» **REQUIRED ACTION**: What lines of the data hold the string "Give"? Copy them all.

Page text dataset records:
--- START ---

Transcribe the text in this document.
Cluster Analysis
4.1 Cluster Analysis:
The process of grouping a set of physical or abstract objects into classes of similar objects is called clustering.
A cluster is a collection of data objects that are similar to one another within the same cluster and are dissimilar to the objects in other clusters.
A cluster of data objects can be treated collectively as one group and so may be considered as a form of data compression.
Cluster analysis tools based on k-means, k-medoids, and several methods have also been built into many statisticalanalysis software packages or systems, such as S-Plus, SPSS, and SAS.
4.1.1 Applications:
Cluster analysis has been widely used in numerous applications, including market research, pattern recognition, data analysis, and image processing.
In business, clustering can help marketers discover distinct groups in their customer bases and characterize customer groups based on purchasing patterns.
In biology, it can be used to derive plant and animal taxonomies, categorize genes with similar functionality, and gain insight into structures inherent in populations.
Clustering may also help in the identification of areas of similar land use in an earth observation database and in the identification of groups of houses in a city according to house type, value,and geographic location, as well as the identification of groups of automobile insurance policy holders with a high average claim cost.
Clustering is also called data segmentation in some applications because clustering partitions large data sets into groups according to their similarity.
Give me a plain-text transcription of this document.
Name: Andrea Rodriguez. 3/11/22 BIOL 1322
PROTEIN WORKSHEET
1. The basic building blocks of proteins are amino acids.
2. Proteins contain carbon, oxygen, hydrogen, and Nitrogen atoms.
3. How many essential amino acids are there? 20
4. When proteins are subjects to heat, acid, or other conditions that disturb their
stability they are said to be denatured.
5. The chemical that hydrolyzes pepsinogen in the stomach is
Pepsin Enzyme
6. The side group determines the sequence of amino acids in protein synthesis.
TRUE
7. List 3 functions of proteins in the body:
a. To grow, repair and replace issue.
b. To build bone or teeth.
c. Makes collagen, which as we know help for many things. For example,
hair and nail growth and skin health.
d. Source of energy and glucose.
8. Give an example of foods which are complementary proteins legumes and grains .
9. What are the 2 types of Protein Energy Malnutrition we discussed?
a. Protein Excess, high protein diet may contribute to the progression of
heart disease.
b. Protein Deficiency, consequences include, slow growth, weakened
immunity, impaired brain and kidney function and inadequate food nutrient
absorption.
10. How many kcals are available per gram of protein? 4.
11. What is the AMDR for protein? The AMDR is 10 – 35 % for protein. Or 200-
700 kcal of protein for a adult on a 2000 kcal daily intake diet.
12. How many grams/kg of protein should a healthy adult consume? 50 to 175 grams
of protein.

--- END ---

» **SOLUTION**:
Give me a plain-text transcription of this document.
8. Give an example of foods which are complementary proteins legumes and grains .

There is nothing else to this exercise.